**What the task asks**
Repeat the listing in full, word for word.

───── Records to use ─────

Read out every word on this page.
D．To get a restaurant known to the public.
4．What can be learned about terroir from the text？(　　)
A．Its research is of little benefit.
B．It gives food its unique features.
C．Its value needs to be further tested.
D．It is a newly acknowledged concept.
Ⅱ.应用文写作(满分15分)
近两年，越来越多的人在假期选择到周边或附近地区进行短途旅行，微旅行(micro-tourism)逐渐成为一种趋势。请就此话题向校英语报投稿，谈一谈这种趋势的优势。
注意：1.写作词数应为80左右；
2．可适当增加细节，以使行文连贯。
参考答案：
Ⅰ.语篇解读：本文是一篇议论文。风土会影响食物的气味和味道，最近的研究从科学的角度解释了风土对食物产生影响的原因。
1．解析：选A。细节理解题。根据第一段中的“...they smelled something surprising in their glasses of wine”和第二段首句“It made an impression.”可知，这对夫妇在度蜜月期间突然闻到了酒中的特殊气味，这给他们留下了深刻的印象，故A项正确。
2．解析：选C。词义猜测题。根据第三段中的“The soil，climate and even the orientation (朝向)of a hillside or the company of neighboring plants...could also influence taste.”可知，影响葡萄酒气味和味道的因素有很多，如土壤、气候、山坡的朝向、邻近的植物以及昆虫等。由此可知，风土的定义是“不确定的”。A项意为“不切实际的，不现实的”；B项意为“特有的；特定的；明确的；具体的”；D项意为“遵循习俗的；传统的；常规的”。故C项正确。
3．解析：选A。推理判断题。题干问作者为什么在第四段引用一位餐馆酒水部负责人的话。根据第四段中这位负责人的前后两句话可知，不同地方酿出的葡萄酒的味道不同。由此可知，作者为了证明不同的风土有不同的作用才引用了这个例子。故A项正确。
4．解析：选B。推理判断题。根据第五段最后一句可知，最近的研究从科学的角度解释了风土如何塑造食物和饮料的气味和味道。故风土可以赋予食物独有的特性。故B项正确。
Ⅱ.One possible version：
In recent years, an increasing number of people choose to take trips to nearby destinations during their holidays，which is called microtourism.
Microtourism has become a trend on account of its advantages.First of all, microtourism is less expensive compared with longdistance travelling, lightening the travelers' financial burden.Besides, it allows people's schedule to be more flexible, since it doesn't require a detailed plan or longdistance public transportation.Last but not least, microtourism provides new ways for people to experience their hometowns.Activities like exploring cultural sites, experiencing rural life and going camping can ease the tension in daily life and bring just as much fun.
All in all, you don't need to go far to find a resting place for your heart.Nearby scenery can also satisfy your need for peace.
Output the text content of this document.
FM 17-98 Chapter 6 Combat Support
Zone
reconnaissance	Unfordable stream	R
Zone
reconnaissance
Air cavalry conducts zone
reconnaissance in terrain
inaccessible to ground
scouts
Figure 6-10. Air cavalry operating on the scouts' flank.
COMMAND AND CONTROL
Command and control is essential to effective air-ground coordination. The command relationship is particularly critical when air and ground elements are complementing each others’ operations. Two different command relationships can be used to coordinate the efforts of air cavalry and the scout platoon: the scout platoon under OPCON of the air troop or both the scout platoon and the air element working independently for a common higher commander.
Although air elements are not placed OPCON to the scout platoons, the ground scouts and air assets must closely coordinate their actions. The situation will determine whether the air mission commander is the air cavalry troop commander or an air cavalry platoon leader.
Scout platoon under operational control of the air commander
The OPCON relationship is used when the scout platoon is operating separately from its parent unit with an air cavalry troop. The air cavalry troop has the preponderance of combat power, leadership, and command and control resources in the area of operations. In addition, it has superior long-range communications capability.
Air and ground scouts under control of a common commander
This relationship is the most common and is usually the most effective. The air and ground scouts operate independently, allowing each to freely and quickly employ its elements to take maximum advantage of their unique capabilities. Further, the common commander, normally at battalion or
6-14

─────

**Exercise solution**
Read out every word on this page.
D．To get a restaurant known to the public.
4．What can be learned about terroir from the text？(　　)
A．Its research is of little benefit.
B．It gives food its unique features.
C．Its value needs to be further tested.
D．It is a newly acknowledged concept.
Ⅱ.应用文写作(满分15分)
近两年，越来越多的人在假期选择到周边或附近地区进行短途旅行，微旅行(micro-tourism)逐渐成为一种趋势。请就此话题向校英语报投稿，谈一谈这种趋势的优势。
注意：1.写作词数应为80左右；
2．可适当增加细节，以使行文连贯。
参考答案：
Ⅰ.语篇解读：本文是一篇议论文。风土会影响食物的气味和味道，最近的研究从科学的角度解释了风土对食物产生影响的原因。
1．解析：选A。细节理解题。根据第一段中的“...they smelled something surprising in their glasses of wine”和第二段首句“It made an impression.”可知，这对夫妇在度蜜月期间突然闻到了酒中的特殊气味，这给他们留下了深刻的印象，故A项正确。
2．解析：选C。词义猜测题。根据第三段中的“The soil，climate and even the orientation (朝向)of a hillside or the company of neighboring plants...could also influence taste.”可知，影响葡萄酒气味和味道的因素有很多，如土壤、气候、山坡的朝向、邻近的植物以及昆虫等。由此可知，风土的定义是“不确定的”。A项意为“不切实际的，不现实的”；B项意为“特有的；特定的；明确的；具体的”；D项意为“遵循习俗的；传统的；常规的”。故C项正确。
3．解析：选A。推理判断题。题干问作者为什么在第四段引用一位餐馆酒水部负责人的话。根据第四段中这位负责人的前后两句话可知，不同地方酿出的葡萄酒的味道不同。由此可知，作者为了证明不同的风土有不同的作用才引用了这个例子。故A项正确。
4．解析：选B。推理判断题。根据第五段最后一句可知，最近的研究从科学的角度解释了风土如何塑造食物和饮料的气味和味道。故风土可以赋予食物独有的特性。故B项正确。
Ⅱ.One possible version：
In recent years, an increasing number of people choose to take trips to nearby destinations during their holidays，which is called microtourism.
Microtourism has become a trend on account of its advantages.First of all, microtourism is less expensive compared with longdistance travelling, lightening the travelers' financial burden.Besides, it allows people's schedule to be more flexible, since it doesn't require a detailed plan or longdistance public transportation.Last but not least, microtourism provides new ways for people to experience their hometowns.Activities like exploring cultural sites, experiencing rural life and going camping can ease the tension in daily life and bring just as much fun.
All in all, you don't need to go far to find a resting place for your heart.Nearby scenery can also satisfy your need for peace.
Output the text content of this document.
FM 17-98 Chapter 6 Combat Support
Zone
reconnaissance	Unfordable stream	R
Zone
reconnaissance
Air cavalry conducts zone
reconnaissance in terrain
inaccessible to ground
scouts
Figure 6-10. Air cavalry operating on the scouts' flank.
COMMAND AND CONTROL
Command and control is essential to effective air-ground coordination. The command relationship is particularly critical when air and ground elements are complementing each others’ operations. Two different command relationships can be used to coordinate the efforts of air cavalry and the scout platoon: the scout platoon under OPCON of the air troop or both the scout platoon and the air element working independently for a common higher commander.
Although air elements are not placed OPCON to the scout platoons, the ground scouts and air assets must closely coordinate their actions. The situation will determine whether the air mission commander is the air cavalry troop commander or an air cavalry platoon leader.
Scout platoon under operational control of the air commander
The OPCON relationship is used when the scout platoon is operating separately from its parent unit with an air cavalry troop. The air cavalry troop has the preponderance of combat power, leadership, and command and control resources in the area of operations. In addition, it has superior long-range communications capability.
Air and ground scouts under control of a common commander
This relationship is the most common and is usually the most effective. The air and ground scouts operate independently, allowing each to freely and quickly employ its elements to take maximum advantage of their unique capabilities. Further, the common commander, normally at battalion or
6-14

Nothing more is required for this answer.